**Requirements:** Retype the whole listing below, character for character.

begin Source data

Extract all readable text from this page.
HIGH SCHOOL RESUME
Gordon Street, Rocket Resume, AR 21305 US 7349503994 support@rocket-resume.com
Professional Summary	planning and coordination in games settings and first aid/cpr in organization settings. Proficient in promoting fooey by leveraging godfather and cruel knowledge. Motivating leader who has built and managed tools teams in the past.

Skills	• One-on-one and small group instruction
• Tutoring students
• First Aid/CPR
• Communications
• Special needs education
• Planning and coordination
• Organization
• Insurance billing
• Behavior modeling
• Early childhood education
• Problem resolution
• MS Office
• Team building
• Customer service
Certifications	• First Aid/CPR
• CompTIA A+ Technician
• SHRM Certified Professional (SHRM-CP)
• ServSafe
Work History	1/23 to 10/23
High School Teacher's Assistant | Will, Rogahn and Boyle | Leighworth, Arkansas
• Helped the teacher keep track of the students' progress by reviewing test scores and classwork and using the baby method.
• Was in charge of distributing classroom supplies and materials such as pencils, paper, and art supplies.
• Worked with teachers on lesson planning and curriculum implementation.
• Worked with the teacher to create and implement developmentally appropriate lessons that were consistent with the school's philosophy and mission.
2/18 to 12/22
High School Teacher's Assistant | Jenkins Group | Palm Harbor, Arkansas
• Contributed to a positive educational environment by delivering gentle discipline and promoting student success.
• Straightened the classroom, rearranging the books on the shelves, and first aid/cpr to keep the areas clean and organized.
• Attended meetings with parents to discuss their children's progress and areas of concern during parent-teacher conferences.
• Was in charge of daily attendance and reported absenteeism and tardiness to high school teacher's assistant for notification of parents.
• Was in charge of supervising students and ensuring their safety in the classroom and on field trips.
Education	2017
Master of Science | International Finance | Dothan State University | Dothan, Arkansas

end Source data

**Result of the task:**
Extract all readable text from this page.
HIGH SCHOOL RESUME
Gordon Street, Rocket Resume, AR 21305 US 7349503994 support@rocket-resume.com
Professional Summary	planning and coordination in games settings and first aid/cpr in organization settings. Proficient in promoting fooey by leveraging godfather and cruel knowledge. Motivating leader who has built and managed tools teams in the past.

Skills	• One-on-one and small group instruction
• Tutoring students
• First Aid/CPR
• Communications
• Special needs education
• Planning and coordination
• Organization
• Insurance billing
• Behavior modeling
• Early childhood education
• Problem resolution
• MS Office
• Team building
• Customer service
Certifications	• First Aid/CPR
• CompTIA A+ Technician
• SHRM Certified Professional (SHRM-CP)
• ServSafe
Work History	1/23 to 10/23
High School Teacher's Assistant | Will, Rogahn and Boyle | Leighworth, Arkansas
• Helped the teacher keep track of the students' progress by reviewing test scores and classwork and using the baby method.
• Was in charge of distributing classroom supplies and materials such as pencils, paper, and art supplies.
• Worked with teachers on lesson planning and curriculum implementation.
• Worked with the teacher to create and implement developmentally appropriate lessons that were consistent with the school's philosophy and mission.
2/18 to 12/22
High School Teacher's Assistant | Jenkins Group | Palm Harbor, Arkansas
• Contributed to a positive educational environment by delivering gentle discipline and promoting student success.
• Straightened the classroom, rearranging the books on the shelves, and first aid/cpr to keep the areas clean and organized.
• Attended meetings with parents to discuss their children's progress and areas of concern during parent-teacher conferences.
• Was in charge of daily attendance and reported absenteeism and tardiness to high school teacher's assistant for notification of parents.
• Was in charge of supervising students and ensuring their safety in the classroom and on field trips.
Education	2017
Master of Science | International Finance | Dothan State University | Dothan, Arkansas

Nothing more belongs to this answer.